Entries provided:
--*--
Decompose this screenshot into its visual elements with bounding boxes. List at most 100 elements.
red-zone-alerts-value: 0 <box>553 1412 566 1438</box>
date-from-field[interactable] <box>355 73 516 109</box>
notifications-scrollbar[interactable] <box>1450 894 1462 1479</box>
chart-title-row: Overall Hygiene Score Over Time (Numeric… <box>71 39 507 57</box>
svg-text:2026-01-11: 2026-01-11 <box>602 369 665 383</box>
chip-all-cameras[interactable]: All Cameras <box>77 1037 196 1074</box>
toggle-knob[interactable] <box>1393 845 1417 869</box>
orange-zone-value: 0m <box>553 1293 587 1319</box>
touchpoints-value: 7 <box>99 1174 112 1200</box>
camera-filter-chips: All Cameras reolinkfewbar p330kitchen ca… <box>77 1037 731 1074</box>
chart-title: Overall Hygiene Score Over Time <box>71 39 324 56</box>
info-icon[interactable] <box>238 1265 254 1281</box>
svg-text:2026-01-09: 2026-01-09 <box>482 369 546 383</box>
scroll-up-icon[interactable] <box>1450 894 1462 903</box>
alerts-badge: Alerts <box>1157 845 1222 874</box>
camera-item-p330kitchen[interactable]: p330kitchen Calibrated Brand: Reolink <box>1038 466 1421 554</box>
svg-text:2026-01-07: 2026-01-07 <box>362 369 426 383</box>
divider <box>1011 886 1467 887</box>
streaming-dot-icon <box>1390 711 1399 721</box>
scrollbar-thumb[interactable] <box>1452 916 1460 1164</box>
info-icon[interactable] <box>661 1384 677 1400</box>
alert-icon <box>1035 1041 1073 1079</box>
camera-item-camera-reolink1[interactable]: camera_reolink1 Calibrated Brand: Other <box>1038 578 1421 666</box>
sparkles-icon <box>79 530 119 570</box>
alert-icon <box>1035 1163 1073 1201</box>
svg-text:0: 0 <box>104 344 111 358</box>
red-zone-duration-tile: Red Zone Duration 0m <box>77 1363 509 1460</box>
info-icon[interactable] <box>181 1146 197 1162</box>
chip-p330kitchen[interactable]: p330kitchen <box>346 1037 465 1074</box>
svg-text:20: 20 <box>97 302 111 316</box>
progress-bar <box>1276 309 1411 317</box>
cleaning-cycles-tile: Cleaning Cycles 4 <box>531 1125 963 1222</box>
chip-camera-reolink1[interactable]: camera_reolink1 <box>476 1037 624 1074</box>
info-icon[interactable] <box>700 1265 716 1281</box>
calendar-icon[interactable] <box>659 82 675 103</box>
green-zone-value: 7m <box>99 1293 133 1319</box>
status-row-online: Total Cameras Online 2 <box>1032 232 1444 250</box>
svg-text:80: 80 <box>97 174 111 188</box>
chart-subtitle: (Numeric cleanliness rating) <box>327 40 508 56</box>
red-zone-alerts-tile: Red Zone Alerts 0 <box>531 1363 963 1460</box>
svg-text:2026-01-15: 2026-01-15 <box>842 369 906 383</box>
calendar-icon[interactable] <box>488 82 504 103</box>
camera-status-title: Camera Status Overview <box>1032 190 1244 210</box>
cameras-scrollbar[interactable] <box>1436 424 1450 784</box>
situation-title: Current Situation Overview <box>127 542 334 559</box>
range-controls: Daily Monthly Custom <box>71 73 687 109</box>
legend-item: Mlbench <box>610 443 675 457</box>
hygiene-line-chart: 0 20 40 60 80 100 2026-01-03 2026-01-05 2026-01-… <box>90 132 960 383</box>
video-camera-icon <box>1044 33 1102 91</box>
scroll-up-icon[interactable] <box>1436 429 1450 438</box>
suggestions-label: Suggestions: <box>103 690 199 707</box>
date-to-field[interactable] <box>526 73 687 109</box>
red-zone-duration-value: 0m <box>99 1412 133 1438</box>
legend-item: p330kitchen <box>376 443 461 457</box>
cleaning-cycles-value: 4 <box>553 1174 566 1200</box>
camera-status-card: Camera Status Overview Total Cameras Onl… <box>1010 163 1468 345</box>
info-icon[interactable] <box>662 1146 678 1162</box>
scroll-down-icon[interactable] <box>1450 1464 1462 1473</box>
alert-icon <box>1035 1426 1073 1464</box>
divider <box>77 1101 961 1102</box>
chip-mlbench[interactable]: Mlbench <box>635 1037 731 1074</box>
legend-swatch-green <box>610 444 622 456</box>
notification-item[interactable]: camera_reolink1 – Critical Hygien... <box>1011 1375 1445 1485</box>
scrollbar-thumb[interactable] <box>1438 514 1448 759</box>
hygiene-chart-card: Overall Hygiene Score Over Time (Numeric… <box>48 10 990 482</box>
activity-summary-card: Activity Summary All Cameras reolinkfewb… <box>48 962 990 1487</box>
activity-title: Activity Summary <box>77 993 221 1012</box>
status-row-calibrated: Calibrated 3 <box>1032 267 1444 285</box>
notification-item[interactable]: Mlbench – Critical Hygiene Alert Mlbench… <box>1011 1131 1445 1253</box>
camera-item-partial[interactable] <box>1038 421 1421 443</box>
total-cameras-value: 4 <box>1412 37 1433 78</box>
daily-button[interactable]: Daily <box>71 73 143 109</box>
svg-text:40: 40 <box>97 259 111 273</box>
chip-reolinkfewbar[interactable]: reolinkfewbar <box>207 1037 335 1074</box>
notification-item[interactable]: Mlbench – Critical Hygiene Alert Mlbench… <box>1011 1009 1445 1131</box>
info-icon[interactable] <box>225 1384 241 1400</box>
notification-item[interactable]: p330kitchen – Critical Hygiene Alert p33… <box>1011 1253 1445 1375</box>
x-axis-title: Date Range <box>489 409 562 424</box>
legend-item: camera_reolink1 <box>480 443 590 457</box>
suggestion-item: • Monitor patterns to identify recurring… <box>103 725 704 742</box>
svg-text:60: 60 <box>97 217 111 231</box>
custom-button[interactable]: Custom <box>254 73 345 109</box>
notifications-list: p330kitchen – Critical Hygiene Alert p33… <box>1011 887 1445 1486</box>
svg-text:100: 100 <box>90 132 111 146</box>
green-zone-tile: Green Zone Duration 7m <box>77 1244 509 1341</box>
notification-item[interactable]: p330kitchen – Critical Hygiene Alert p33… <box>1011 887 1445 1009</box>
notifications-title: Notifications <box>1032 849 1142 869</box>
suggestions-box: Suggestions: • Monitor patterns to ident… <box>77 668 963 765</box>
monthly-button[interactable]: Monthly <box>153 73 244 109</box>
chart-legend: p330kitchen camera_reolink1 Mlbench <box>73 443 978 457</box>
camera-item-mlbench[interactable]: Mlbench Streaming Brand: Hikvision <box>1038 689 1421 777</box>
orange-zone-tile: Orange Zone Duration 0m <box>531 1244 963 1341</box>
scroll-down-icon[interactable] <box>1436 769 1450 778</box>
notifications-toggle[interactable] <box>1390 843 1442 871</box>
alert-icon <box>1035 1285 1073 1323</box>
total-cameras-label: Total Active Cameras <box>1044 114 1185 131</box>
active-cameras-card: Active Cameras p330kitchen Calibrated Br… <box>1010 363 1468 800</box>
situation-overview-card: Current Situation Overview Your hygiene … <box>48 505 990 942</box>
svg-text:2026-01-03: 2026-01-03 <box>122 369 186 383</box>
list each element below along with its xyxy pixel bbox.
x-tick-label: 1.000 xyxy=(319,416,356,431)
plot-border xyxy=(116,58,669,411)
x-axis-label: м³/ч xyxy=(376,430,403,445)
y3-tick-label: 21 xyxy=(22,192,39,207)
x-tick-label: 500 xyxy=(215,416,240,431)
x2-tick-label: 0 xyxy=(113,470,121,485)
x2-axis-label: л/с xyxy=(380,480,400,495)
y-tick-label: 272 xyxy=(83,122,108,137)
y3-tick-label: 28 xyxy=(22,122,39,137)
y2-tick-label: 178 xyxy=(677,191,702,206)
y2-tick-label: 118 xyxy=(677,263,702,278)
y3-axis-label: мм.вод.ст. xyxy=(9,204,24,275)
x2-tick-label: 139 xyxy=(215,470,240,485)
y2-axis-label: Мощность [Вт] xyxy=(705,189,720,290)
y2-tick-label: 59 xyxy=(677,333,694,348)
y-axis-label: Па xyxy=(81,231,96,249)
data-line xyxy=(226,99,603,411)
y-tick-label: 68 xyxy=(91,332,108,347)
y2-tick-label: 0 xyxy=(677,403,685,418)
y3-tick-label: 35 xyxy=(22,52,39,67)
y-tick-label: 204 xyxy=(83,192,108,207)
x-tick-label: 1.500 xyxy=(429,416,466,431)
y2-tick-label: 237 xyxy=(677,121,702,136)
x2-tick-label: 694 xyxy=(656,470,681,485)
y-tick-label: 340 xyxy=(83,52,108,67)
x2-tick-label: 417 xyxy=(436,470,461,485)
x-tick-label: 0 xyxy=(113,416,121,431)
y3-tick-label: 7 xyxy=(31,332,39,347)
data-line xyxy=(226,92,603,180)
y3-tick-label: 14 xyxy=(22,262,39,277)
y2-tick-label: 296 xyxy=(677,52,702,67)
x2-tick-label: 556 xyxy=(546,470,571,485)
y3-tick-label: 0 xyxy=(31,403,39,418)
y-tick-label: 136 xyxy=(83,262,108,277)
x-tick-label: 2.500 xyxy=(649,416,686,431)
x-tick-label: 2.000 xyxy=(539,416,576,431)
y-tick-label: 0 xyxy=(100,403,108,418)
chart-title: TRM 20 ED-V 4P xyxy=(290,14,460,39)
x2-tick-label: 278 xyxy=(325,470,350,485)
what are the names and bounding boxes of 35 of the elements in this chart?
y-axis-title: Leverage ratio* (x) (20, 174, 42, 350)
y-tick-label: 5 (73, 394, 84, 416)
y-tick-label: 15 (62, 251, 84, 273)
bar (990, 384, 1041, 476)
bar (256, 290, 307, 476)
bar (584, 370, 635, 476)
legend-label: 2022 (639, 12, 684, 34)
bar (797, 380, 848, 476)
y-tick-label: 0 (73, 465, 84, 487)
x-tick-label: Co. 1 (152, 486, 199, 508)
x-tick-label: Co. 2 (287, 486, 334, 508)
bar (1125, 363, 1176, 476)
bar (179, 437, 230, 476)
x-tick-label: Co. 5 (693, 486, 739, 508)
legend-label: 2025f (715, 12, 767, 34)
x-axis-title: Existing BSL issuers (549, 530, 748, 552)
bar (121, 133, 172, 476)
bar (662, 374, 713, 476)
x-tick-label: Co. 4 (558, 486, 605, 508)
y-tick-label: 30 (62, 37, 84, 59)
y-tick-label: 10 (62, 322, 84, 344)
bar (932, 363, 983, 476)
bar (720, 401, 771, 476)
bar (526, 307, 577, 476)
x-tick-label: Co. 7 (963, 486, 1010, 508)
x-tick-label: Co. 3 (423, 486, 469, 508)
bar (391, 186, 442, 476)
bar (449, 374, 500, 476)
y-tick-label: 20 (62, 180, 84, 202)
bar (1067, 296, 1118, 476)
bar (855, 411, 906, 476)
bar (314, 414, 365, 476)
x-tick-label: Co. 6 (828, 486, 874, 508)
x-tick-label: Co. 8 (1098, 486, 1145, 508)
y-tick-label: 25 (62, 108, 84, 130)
--*--
Task to carry out: Beginning with the first line of the data and continuing through the line with "toggle-knob[interactable] <box>1393 845", format those lines as a JSON list of strings, one string per line, with blank lines left out.

Task solution:
[
  "Decompose this screenshot into its visual elements with bounding boxes. List at most 100 elements.",
  "red-zone-alerts-value: 0 <box>553 1412 566 1438</box>",
  "date-from-field[interactable] <box>355 73 516 109</box>",
  "notifications-scrollbar[interactable] <box>1450 894 1462 1479</box>",
  "chart-title-row: Overall Hygiene Score Over Time (Numeric… <box>71 39 507 57</box>",
  "svg-text:2026-01-11: 2026-01-11 <box>602 369 665 383</box>",
  "chip-all-cameras[interactable]: All Cameras <box>77 1037 196 1074</box>",
  "toggle-knob[interactable] <box>1393 845 1417 869</box>"
]